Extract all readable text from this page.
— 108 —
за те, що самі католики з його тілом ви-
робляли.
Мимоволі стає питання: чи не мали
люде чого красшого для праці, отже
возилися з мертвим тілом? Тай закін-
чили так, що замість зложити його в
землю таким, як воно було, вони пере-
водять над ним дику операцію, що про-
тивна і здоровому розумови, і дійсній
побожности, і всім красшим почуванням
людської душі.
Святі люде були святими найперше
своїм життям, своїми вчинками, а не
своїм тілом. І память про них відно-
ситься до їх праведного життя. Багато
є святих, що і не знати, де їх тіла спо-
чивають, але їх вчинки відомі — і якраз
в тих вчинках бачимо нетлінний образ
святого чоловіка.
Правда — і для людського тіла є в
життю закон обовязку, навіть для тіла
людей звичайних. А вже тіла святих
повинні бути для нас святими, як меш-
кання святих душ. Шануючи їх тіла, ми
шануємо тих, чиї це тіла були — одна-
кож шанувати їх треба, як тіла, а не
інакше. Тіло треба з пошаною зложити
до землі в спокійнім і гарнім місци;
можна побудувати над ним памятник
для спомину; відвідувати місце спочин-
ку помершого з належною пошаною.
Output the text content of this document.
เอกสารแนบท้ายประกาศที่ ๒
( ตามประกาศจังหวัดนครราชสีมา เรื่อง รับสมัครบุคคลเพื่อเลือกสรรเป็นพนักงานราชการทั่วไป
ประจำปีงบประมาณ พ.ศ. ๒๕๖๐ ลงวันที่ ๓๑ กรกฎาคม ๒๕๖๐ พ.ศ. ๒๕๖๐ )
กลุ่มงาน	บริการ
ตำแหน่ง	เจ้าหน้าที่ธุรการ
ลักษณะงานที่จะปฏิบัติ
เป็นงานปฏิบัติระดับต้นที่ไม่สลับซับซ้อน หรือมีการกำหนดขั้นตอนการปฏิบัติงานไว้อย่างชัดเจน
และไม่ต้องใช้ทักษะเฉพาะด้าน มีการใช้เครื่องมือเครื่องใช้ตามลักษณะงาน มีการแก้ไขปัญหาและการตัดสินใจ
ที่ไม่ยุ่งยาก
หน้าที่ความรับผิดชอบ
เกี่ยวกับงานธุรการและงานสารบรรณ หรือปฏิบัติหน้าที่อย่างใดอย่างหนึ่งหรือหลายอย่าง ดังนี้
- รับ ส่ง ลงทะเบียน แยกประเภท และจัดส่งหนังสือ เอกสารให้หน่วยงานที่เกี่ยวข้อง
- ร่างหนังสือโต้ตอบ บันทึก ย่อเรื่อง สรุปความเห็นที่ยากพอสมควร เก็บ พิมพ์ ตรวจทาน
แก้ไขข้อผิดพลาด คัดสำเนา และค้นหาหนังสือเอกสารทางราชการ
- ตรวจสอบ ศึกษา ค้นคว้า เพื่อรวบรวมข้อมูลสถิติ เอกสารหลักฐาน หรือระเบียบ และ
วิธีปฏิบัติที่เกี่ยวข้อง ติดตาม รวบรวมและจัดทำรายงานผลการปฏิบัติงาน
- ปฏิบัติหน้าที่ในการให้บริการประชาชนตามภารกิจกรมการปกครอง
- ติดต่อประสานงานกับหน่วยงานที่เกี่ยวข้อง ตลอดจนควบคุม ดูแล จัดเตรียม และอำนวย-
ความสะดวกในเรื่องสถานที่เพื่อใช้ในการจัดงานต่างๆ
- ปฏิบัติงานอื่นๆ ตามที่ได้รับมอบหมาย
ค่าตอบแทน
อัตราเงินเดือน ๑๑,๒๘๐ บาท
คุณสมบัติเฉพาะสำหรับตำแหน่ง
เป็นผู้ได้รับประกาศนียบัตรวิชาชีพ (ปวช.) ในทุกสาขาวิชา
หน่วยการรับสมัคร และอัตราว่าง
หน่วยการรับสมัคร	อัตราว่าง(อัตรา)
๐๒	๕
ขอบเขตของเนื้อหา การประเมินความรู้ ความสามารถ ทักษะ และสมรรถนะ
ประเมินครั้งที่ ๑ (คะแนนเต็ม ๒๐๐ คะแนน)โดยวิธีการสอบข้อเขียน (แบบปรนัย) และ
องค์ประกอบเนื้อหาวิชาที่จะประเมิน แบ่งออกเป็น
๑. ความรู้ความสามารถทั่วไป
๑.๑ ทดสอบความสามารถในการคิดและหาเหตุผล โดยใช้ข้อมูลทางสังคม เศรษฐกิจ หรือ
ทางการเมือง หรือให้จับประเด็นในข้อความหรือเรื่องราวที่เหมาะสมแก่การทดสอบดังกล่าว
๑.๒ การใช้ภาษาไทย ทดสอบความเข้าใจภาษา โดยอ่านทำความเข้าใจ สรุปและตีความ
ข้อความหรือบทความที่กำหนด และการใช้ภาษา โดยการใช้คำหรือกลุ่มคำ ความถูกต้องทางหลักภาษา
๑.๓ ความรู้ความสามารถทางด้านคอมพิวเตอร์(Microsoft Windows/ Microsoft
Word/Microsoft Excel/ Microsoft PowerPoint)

■ ■ ■ ■

→ What this task involves
Write out the material exactly as given.

→ Answer to the problem
Extract all readable text from this page.
— 108 —
за те, що самі католики з його тілом ви-
робляли.
Мимоволі стає питання: чи не мали
люде чого красшого для праці, отже
возилися з мертвим тілом? Тай закін-
чили так, що замість зложити його в
землю таким, як воно було, вони пере-
водять над ним дику операцію, що про-
тивна і здоровому розумови, і дійсній
побожности, і всім красшим почуванням
людської душі.
Святі люде були святими найперше
своїм життям, своїми вчинками, а не
своїм тілом. І память про них відно-
ситься до їх праведного життя. Багато
є святих, що і не знати, де їх тіла спо-
чивають, але їх вчинки відомі — і якраз
в тих вчинках бачимо нетлінний образ
святого чоловіка.
Правда — і для людського тіла є в
життю закон обовязку, навіть для тіла
людей звичайних. А вже тіла святих
повинні бути для нас святими, як меш-
кання святих душ. Шануючи їх тіла, ми
шануємо тих, чиї це тіла були — одна-
кож шанувати їх треба, як тіла, а не
інакше. Тіло треба з пошаною зложити
до землі в спокійнім і гарнім місци;
можна побудувати над ним памятник
для спомину; відвідувати місце спочин-
ку помершого з належною пошаною.
Output the text content of this document.
เอกสารแนบท้ายประกาศที่ ๒
( ตามประกาศจังหวัดนครราชสีมา เรื่อง รับสมัครบุคคลเพื่อเลือกสรรเป็นพนักงานราชการทั่วไป
ประจำปีงบประมาณ พ.ศ. ๒๕๖๐ ลงวันที่ ๓๑ กรกฎาคม ๒๕๖๐ พ.ศ. ๒๕๖๐ )
กลุ่มงาน	บริการ
ตำแหน่ง	เจ้าหน้าที่ธุรการ
ลักษณะงานที่จะปฏิบัติ
เป็นงานปฏิบัติระดับต้นที่ไม่สลับซับซ้อน หรือมีการกำหนดขั้นตอนการปฏิบัติงานไว้อย่างชัดเจน
และไม่ต้องใช้ทักษะเฉพาะด้าน มีการใช้เครื่องมือเครื่องใช้ตามลักษณะงาน มีการแก้ไขปัญหาและการตัดสินใจ
ที่ไม่ยุ่งยาก
หน้าที่ความรับผิดชอบ
เกี่ยวกับงานธุรการและงานสารบรรณ หรือปฏิบัติหน้าที่อย่างใดอย่างหนึ่งหรือหลายอย่าง ดังนี้
- รับ ส่ง ลงทะเบียน แยกประเภท และจัดส่งหนังสือ เอกสารให้หน่วยงานที่เกี่ยวข้อง
- ร่างหนังสือโต้ตอบ บันทึก ย่อเรื่อง สรุปความเห็นที่ยากพอสมควร เก็บ พิมพ์ ตรวจทาน
แก้ไขข้อผิดพลาด คัดสำเนา และค้นหาหนังสือเอกสารทางราชการ
- ตรวจสอบ ศึกษา ค้นคว้า เพื่อรวบรวมข้อมูลสถิติ เอกสารหลักฐาน หรือระเบียบ และ
วิธีปฏิบัติที่เกี่ยวข้อง ติดตาม รวบรวมและจัดทำรายงานผลการปฏิบัติงาน
- ปฏิบัติหน้าที่ในการให้บริการประชาชนตามภารกิจกรมการปกครอง
- ติดต่อประสานงานกับหน่วยงานที่เกี่ยวข้อง ตลอดจนควบคุม ดูแล จัดเตรียม และอำนวย-
ความสะดวกในเรื่องสถานที่เพื่อใช้ในการจัดงานต่างๆ
- ปฏิบัติงานอื่นๆ ตามที่ได้รับมอบหมาย
ค่าตอบแทน
อัตราเงินเดือน ๑๑,๒๘๐ บาท
คุณสมบัติเฉพาะสำหรับตำแหน่ง
เป็นผู้ได้รับประกาศนียบัตรวิชาชีพ (ปวช.) ในทุกสาขาวิชา
หน่วยการรับสมัคร และอัตราว่าง
หน่วยการรับสมัคร	อัตราว่าง(อัตรา)
๐๒	๕
ขอบเขตของเนื้อหา การประเมินความรู้ ความสามารถ ทักษะ และสมรรถนะ
ประเมินครั้งที่ ๑ (คะแนนเต็ม ๒๐๐ คะแนน)โดยวิธีการสอบข้อเขียน (แบบปรนัย) และ
องค์ประกอบเนื้อหาวิชาที่จะประเมิน แบ่งออกเป็น
๑. ความรู้ความสามารถทั่วไป
๑.๑ ทดสอบความสามารถในการคิดและหาเหตุผล โดยใช้ข้อมูลทางสังคม เศรษฐกิจ หรือ
ทางการเมือง หรือให้จับประเด็นในข้อความหรือเรื่องราวที่เหมาะสมแก่การทดสอบดังกล่าว
๑.๒ การใช้ภาษาไทย ทดสอบความเข้าใจภาษา โดยอ่านทำความเข้าใจ สรุปและตีความ
ข้อความหรือบทความที่กำหนด และการใช้ภาษา โดยการใช้คำหรือกลุ่มคำ ความถูกต้องทางหลักภาษา
๑.๓ ความรู้ความสามารถทางด้านคอมพิวเตอร์(Microsoft Windows/ Microsoft
Word/Microsoft Excel/ Microsoft PowerPoint)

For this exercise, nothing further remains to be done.